Do this: From the listing below, return each line that includes "Крыма".

Dataset entries:
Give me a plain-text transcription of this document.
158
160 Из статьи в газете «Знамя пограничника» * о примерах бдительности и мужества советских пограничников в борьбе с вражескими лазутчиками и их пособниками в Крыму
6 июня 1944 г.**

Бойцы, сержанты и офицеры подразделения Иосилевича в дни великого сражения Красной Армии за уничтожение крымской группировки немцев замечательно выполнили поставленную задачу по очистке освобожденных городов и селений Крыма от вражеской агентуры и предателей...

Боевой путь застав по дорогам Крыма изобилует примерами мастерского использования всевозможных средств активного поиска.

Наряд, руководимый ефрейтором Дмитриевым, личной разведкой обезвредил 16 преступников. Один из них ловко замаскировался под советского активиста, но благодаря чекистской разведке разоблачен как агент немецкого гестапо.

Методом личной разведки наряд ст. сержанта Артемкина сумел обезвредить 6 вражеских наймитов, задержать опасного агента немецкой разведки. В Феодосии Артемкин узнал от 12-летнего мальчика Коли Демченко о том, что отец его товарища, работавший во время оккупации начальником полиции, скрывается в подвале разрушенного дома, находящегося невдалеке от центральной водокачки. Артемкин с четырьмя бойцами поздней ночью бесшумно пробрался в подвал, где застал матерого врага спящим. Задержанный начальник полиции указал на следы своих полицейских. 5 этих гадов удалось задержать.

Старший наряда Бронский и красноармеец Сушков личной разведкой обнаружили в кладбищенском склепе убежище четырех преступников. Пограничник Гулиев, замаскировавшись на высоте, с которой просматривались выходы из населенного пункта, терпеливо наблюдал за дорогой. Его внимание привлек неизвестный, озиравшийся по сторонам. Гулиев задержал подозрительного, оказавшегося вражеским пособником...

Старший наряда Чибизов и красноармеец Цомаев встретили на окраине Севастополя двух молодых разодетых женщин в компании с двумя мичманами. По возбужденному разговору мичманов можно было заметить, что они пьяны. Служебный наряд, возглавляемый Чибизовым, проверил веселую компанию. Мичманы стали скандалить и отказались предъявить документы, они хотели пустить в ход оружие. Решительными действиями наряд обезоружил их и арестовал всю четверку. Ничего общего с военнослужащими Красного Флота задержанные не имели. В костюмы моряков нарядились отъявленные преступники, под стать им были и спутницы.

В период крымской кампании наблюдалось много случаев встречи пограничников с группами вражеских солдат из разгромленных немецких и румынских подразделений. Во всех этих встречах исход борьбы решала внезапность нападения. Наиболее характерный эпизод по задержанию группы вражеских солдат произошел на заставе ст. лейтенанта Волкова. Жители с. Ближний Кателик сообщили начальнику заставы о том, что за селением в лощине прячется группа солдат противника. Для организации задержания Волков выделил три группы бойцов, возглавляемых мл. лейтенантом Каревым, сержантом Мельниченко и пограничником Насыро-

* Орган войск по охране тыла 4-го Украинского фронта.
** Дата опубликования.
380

Solution to the problem:
Бойцы, сержанты и офицеры подразделения Иосилевича в дни великого сражения Красной Армии за уничтожение крымской группировки немцев замечательно выполнили поставленную задачу по очистке освобожденных городов и селений Крыма от вражеской агентуры и предателей...
Боевой путь застав по дорогам Крыма изобилует примерами мастерского использования всевозможных средств активного поиска.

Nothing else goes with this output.